▸ **Stored data**
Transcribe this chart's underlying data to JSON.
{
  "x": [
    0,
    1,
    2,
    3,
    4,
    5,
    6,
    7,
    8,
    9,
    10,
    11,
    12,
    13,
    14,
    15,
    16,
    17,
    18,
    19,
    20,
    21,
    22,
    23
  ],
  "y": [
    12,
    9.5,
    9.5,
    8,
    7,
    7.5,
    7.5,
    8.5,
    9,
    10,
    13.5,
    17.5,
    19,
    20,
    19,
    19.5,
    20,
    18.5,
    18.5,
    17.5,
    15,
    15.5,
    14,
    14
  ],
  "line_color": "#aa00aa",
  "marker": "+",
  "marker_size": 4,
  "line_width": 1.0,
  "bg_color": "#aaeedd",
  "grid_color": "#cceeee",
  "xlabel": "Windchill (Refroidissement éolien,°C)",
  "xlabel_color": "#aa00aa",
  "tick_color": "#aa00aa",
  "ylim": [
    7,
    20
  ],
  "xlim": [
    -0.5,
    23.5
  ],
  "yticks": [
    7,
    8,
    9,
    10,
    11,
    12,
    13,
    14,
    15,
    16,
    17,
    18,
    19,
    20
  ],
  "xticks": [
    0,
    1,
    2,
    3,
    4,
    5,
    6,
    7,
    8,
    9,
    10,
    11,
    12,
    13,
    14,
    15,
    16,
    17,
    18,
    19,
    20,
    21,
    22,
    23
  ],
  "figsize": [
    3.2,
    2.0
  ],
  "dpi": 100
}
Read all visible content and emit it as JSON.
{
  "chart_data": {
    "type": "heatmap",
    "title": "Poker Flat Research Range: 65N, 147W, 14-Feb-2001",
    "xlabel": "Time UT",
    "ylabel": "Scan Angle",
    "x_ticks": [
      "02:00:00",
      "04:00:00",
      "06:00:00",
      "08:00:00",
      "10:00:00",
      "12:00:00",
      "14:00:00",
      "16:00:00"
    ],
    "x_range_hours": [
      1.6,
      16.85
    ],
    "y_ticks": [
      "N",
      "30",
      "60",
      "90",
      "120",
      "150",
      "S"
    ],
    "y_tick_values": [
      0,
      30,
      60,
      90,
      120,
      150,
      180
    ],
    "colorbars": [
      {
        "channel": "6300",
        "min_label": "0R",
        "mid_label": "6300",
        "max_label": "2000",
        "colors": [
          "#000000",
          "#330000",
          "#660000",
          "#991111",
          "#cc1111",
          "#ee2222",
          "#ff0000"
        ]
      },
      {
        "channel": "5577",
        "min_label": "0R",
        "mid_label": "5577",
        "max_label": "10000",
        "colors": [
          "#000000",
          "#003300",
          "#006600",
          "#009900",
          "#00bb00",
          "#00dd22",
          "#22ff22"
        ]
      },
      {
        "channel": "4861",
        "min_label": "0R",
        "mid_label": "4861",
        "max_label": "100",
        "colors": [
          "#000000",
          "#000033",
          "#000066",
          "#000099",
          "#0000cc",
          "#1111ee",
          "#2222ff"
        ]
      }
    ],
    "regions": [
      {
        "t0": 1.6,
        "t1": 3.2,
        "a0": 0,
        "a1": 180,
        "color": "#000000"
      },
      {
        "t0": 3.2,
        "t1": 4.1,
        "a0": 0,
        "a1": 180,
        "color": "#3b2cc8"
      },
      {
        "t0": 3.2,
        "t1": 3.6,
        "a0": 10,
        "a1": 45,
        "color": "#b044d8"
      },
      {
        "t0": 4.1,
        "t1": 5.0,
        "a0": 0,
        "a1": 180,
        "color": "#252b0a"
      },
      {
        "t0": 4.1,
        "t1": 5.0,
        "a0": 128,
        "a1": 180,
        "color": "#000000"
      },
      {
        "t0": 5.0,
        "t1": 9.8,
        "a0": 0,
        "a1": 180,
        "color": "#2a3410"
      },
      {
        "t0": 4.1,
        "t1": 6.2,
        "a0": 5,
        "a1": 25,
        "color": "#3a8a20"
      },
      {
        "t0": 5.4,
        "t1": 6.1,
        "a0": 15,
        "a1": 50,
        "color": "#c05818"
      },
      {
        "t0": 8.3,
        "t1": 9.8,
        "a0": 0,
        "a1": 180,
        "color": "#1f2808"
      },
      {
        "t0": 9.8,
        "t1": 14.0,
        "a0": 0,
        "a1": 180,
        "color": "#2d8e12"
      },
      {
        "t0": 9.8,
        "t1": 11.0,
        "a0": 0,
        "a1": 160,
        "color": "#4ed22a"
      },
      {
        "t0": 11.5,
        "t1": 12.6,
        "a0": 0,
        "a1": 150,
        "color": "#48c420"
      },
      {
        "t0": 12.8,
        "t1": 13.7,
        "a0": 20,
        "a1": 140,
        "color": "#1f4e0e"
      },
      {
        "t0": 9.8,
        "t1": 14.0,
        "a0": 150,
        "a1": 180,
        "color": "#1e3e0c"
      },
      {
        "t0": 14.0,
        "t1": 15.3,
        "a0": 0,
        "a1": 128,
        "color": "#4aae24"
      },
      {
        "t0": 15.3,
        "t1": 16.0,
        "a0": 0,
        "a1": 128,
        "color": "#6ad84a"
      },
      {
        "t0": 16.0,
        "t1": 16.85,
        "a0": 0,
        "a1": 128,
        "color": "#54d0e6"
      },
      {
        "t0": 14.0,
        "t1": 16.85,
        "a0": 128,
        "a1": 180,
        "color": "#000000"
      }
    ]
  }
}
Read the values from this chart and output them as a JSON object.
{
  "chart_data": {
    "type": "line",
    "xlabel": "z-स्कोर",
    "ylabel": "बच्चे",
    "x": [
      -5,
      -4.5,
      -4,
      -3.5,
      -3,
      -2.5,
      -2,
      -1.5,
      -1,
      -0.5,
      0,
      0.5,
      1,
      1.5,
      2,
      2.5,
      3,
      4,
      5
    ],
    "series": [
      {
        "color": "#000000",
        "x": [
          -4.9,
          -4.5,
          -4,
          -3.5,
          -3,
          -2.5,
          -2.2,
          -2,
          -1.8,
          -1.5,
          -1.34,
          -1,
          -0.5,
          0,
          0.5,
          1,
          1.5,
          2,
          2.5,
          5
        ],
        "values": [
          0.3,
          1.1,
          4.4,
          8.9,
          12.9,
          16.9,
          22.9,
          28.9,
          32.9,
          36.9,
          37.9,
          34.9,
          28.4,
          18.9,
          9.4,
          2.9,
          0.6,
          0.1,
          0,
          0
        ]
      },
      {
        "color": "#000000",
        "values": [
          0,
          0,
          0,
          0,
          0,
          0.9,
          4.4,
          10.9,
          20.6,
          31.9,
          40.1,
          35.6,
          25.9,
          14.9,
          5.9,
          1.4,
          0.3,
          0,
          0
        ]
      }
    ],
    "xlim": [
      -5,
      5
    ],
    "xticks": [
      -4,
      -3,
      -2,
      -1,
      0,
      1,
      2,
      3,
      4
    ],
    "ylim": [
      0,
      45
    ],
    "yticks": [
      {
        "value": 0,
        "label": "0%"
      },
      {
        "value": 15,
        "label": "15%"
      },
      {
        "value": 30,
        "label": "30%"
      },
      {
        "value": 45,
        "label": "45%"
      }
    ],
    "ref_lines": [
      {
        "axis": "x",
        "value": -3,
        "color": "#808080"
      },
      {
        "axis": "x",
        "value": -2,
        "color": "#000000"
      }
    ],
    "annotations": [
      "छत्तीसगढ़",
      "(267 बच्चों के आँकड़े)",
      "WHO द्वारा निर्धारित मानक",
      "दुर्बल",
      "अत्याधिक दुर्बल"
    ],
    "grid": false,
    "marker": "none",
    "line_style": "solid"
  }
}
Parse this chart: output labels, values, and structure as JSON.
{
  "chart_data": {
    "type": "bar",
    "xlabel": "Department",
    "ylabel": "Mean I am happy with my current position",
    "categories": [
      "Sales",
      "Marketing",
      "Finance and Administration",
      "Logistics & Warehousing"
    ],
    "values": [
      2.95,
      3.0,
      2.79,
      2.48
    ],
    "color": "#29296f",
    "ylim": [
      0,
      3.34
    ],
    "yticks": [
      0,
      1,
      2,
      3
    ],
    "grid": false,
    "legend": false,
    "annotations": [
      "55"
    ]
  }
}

▸ **GOAL**
Lines holding the word "Read" in the entries above are the ones to pull out. Copy them all.

▸ **WRITTEN REPLY**
Read all visible content and emit it as JSON.
Read the values from this chart and output them as a JSON object.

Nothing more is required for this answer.